*TASK PROMPT:* Below are the entries; count the lines in them that contain the word "Enhanced" and give only the number.

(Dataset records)

═══

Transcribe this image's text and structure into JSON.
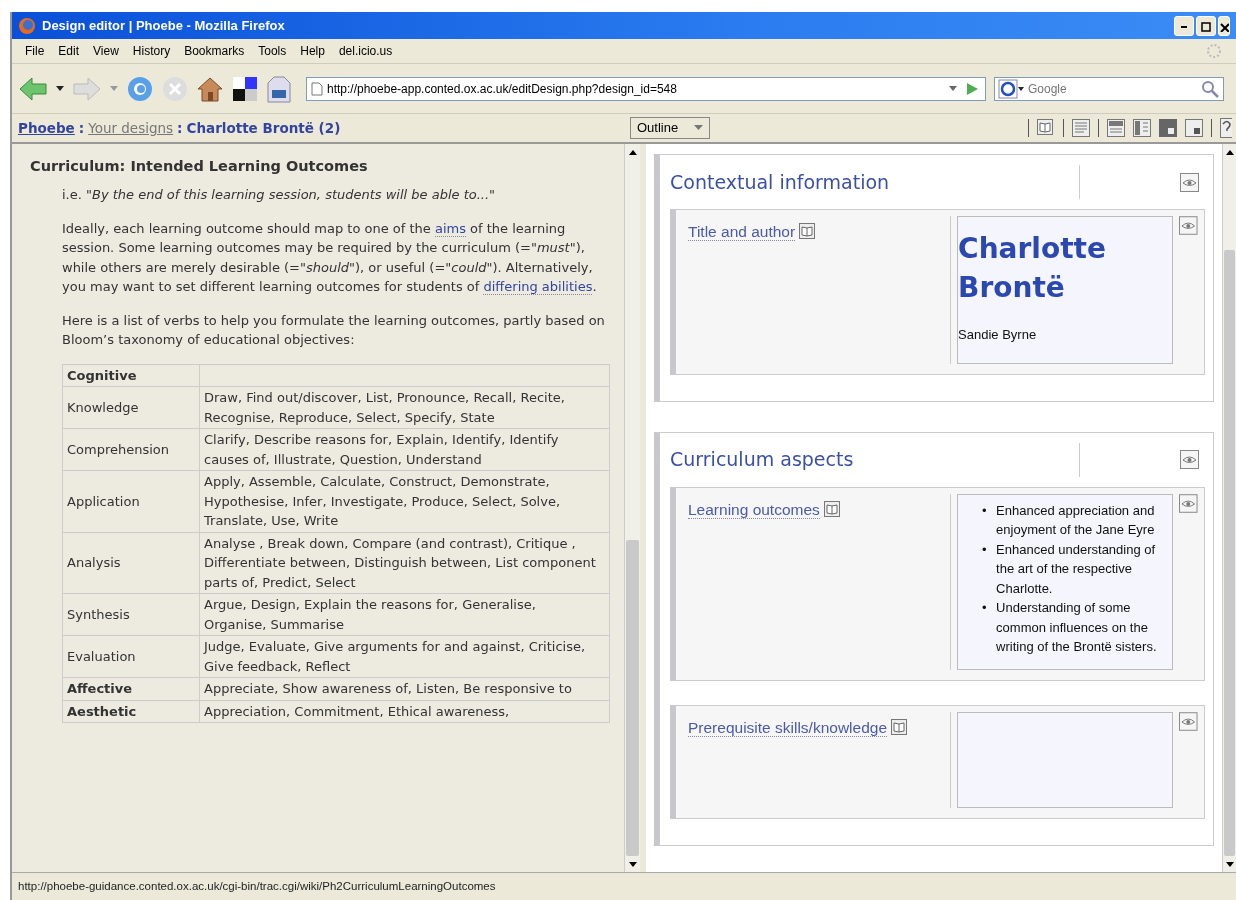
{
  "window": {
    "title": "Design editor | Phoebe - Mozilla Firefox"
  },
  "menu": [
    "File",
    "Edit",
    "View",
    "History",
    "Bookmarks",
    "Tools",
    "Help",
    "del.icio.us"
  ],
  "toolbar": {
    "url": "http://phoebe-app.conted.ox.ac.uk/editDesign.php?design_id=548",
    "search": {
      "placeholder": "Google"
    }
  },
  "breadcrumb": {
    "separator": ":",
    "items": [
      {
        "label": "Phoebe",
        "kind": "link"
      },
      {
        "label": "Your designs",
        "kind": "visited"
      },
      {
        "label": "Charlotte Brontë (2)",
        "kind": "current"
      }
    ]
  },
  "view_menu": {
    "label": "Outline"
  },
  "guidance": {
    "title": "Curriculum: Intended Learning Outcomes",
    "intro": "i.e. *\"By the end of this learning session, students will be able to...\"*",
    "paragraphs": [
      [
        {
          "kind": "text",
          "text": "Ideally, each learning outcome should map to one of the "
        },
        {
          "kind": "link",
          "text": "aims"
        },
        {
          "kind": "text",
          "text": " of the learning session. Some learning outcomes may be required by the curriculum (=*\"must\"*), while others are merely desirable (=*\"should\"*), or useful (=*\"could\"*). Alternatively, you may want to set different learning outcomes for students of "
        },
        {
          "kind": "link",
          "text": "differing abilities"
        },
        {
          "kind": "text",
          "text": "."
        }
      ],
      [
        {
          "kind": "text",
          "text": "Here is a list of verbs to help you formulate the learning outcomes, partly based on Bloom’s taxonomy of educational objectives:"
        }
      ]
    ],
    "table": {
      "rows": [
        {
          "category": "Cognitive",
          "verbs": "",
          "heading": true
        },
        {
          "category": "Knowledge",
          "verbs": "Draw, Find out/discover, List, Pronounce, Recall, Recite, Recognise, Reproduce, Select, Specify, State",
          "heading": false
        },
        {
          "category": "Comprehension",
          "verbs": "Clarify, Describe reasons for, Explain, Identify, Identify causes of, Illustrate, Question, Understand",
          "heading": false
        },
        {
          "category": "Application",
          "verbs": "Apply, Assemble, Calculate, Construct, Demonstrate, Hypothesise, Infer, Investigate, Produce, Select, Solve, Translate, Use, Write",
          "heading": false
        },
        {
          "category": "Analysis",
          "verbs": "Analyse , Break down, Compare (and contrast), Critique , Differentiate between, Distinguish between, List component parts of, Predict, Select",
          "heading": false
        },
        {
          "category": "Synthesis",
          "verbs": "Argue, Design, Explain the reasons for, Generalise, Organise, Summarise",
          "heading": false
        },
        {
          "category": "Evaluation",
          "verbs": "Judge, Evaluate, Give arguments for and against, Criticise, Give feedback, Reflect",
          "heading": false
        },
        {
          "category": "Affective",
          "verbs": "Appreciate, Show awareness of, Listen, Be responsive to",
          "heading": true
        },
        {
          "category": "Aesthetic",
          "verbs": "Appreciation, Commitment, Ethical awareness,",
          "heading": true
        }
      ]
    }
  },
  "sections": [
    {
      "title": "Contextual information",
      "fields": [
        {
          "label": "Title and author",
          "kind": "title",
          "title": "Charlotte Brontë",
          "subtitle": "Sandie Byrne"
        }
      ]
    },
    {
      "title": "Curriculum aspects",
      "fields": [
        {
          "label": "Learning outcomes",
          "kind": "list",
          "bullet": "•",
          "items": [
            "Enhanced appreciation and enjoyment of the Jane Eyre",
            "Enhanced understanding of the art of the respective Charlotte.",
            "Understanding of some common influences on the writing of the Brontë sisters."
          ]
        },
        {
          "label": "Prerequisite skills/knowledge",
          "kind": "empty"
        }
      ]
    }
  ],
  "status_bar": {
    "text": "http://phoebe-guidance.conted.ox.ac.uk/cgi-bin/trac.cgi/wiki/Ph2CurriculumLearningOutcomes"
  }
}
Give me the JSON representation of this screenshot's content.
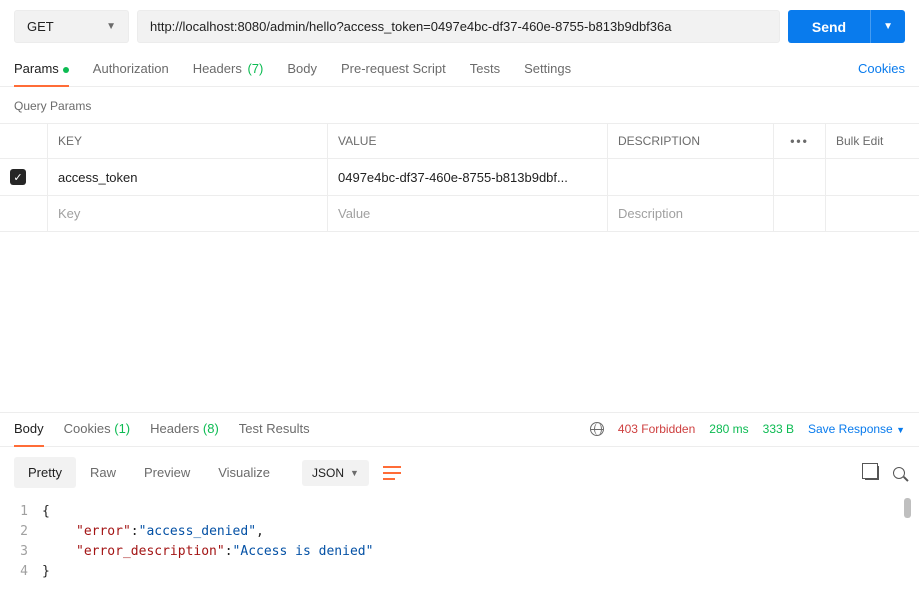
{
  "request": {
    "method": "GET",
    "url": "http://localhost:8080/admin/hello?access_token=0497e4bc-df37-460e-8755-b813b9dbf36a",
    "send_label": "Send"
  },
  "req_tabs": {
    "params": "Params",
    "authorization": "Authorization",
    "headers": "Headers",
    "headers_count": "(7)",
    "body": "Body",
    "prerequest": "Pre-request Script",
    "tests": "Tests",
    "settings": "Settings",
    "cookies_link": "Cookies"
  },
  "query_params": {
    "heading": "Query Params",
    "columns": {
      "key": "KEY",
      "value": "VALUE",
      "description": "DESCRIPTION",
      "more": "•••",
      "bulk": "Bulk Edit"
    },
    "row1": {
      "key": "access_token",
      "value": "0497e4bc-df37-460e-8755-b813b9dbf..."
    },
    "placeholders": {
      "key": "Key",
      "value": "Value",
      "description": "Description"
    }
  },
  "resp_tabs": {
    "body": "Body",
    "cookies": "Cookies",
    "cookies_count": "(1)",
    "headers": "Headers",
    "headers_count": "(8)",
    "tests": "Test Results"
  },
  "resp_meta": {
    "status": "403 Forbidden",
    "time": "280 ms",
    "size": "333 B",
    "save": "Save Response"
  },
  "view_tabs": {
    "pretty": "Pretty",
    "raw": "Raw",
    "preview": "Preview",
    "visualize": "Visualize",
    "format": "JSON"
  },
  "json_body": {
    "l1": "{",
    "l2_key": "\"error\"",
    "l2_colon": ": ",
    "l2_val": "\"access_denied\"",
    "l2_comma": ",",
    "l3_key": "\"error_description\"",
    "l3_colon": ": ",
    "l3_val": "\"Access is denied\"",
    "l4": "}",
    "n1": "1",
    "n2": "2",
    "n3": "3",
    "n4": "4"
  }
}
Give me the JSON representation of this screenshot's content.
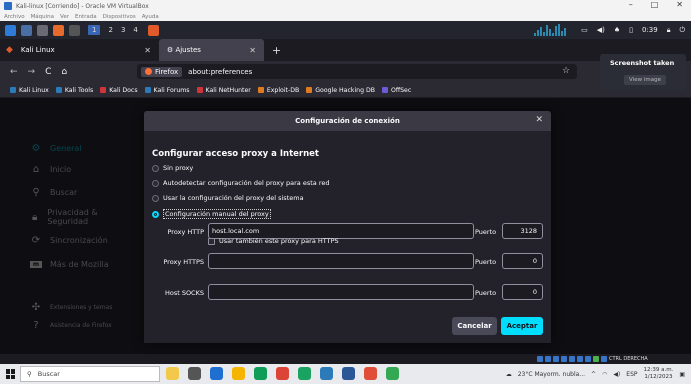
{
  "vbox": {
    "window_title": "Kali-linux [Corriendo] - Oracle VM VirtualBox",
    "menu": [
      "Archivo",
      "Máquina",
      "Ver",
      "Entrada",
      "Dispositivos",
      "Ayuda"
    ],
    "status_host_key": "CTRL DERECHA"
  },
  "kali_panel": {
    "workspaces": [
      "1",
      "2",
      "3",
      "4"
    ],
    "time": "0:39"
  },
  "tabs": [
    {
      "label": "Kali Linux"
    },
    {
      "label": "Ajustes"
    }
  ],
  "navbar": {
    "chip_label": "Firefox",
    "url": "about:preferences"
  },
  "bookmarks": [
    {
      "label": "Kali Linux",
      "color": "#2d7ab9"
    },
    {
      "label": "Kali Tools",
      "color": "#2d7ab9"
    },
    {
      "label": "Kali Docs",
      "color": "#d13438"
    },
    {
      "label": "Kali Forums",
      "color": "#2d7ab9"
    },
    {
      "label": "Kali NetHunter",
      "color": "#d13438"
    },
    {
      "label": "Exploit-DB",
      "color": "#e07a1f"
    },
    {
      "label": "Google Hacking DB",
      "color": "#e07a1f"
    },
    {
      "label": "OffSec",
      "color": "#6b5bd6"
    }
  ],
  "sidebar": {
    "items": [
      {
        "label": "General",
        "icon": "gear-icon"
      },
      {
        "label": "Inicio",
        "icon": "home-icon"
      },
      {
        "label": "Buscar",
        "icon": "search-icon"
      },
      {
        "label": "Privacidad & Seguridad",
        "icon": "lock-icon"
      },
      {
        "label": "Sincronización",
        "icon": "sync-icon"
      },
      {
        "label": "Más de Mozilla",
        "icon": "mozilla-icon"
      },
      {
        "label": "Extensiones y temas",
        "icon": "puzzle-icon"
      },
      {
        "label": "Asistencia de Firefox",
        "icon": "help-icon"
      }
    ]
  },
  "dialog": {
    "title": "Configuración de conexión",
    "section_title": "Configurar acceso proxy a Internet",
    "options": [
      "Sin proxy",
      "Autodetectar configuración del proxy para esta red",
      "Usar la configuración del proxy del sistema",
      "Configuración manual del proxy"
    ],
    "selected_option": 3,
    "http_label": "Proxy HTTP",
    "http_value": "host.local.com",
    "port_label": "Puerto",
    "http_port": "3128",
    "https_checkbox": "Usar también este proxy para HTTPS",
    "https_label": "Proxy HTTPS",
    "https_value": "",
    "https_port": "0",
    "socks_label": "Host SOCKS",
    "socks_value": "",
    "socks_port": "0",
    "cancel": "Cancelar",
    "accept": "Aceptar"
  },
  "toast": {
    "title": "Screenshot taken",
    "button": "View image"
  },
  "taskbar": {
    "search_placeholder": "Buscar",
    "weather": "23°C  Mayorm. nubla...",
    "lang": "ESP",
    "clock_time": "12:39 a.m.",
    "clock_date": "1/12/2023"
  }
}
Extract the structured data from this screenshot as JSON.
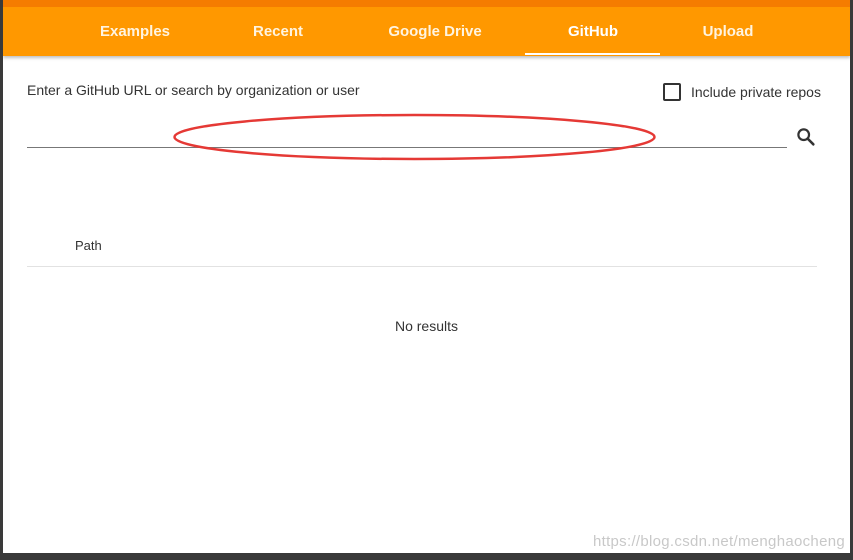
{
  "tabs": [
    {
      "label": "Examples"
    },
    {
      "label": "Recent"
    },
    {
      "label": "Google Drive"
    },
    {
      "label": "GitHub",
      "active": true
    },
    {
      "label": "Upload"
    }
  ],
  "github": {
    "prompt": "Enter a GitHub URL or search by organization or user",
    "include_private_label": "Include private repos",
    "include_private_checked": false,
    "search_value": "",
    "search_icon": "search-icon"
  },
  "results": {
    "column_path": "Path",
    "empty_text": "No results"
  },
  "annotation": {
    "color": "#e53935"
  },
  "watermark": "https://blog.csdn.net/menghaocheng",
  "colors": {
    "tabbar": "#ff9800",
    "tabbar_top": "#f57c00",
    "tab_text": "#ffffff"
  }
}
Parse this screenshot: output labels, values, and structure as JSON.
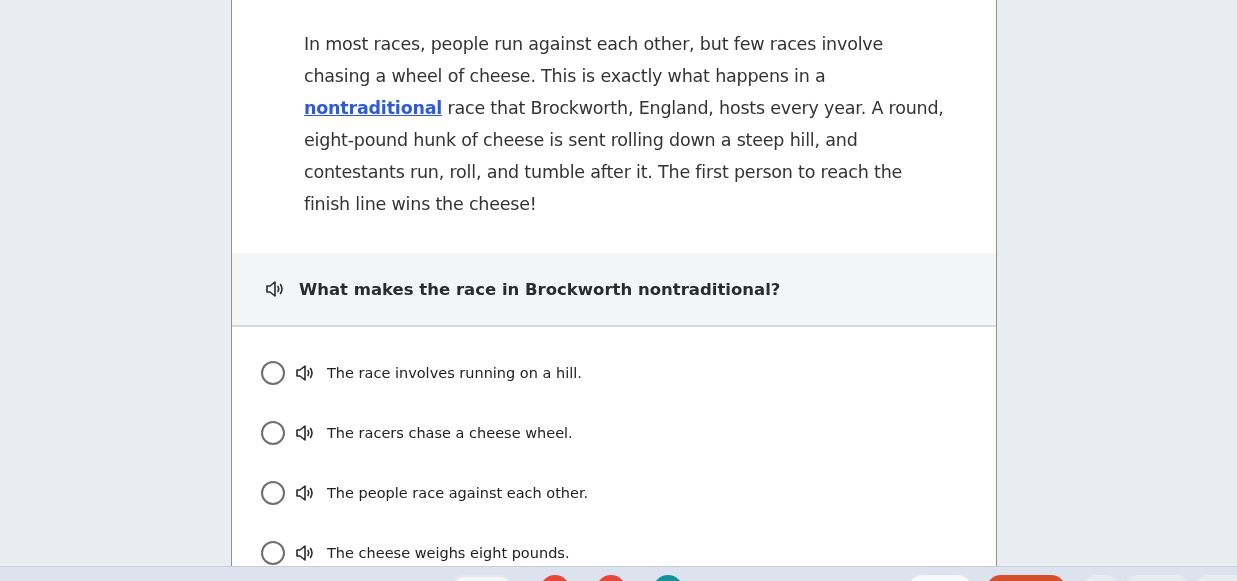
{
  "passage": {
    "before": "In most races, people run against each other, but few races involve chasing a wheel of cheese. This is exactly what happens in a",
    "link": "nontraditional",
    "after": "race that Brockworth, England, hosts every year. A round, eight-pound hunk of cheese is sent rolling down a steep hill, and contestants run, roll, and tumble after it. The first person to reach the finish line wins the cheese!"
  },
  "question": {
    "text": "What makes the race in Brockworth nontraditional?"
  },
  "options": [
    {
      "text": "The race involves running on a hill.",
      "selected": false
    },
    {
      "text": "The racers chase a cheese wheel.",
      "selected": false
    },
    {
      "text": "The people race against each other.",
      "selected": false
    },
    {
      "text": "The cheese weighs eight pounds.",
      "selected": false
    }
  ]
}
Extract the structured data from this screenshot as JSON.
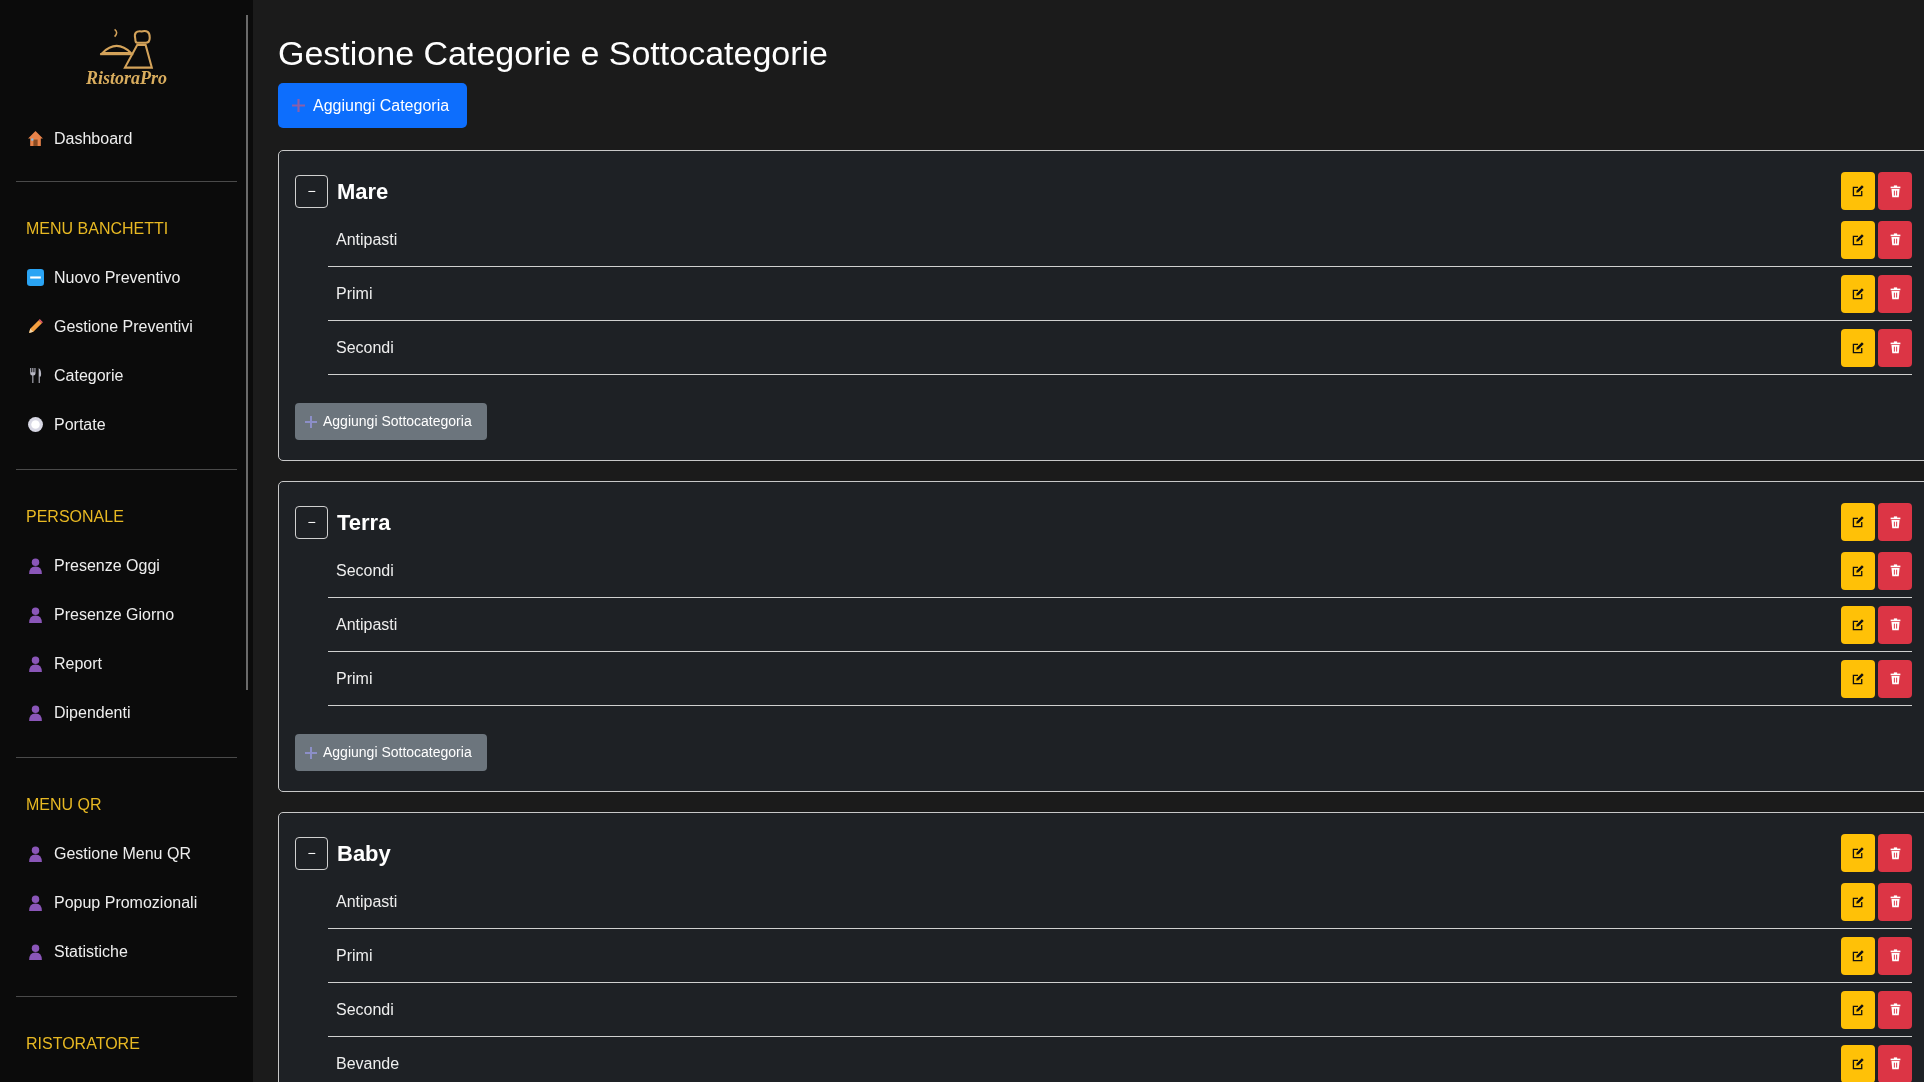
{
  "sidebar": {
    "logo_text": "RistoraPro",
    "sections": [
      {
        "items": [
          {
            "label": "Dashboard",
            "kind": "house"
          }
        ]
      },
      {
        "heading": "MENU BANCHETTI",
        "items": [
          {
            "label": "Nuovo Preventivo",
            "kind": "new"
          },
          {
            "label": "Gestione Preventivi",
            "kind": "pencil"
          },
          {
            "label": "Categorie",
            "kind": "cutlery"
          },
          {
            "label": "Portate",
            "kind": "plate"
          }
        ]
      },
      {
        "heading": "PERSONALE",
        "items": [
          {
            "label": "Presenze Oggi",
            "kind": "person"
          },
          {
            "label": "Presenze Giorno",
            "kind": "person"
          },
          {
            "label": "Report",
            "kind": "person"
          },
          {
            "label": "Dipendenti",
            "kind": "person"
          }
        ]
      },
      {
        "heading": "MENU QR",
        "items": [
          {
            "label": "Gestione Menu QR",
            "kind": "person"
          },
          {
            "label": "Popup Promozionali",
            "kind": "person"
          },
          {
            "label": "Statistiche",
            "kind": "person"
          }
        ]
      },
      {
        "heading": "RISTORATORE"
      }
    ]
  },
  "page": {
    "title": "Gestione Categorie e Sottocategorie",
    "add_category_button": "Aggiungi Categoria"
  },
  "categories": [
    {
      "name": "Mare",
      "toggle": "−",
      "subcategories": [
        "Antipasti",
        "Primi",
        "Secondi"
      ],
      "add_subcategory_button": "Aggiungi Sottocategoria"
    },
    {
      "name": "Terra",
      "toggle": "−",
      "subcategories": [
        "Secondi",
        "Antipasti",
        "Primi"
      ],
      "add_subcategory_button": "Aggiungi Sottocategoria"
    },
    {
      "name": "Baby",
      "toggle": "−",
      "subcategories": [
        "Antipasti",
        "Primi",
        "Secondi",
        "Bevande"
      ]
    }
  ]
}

═══

*FINISHED EXERCISE:* 2